* **ENTRIES**:
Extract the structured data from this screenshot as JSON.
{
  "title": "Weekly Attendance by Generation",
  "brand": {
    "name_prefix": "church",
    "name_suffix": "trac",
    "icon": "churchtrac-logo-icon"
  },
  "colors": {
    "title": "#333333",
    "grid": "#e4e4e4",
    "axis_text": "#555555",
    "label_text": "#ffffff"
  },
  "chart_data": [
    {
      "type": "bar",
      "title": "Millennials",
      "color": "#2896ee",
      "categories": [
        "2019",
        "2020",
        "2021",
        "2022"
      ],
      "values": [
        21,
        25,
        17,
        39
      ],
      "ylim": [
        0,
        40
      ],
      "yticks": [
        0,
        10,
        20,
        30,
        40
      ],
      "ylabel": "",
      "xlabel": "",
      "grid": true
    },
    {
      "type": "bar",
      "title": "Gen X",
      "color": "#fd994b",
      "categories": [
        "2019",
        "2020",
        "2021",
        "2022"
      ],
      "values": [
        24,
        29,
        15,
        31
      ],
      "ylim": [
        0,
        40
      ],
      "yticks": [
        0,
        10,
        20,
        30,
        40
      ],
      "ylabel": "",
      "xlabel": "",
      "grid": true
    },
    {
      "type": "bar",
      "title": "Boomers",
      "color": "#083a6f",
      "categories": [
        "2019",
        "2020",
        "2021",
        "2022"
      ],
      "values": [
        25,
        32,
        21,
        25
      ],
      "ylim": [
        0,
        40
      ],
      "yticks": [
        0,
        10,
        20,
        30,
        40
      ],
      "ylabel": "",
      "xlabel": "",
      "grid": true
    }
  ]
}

* **YOUR TASK**:
Please reproduce the entire listing, exactly as shown.

* **RESULT OF THIS EXERCISE**:
Extract the structured data from this screenshot as JSON.
{
  "title": "Weekly Attendance by Generation",
  "brand": {
    "name_prefix": "church",
    "name_suffix": "trac",
    "icon": "churchtrac-logo-icon"
  },
  "colors": {
    "title": "#333333",
    "grid": "#e4e4e4",
    "axis_text": "#555555",
    "label_text": "#ffffff"
  },
  "chart_data": [
    {
      "type": "bar",
      "title": "Millennials",
      "color": "#2896ee",
      "categories": [
        "2019",
        "2020",
        "2021",
        "2022"
      ],
      "values": [
        21,
        25,
        17,
        39
      ],
      "ylim": [
        0,
        40
      ],
      "yticks": [
        0,
        10,
        20,
        30,
        40
      ],
      "ylabel": "",
      "xlabel": "",
      "grid": true
    },
    {
      "type": "bar",
      "title": "Gen X",
      "color": "#fd994b",
      "categories": [
        "2019",
        "2020",
        "2021",
        "2022"
      ],
      "values": [
        24,
        29,
        15,
        31
      ],
      "ylim": [
        0,
        40
      ],
      "yticks": [
        0,
        10,
        20,
        30,
        40
      ],
      "ylabel": "",
      "xlabel": "",
      "grid": true
    },
    {
      "type": "bar",
      "title": "Boomers",
      "color": "#083a6f",
      "categories": [
        "2019",
        "2020",
        "2021",
        "2022"
      ],
      "values": [
        25,
        32,
        21,
        25
      ],
      "ylim": [
        0,
        40
      ],
      "yticks": [
        0,
        10,
        20,
        30,
        40
      ],
      "ylabel": "",
      "xlabel": "",
      "grid": true
    }
  ]
}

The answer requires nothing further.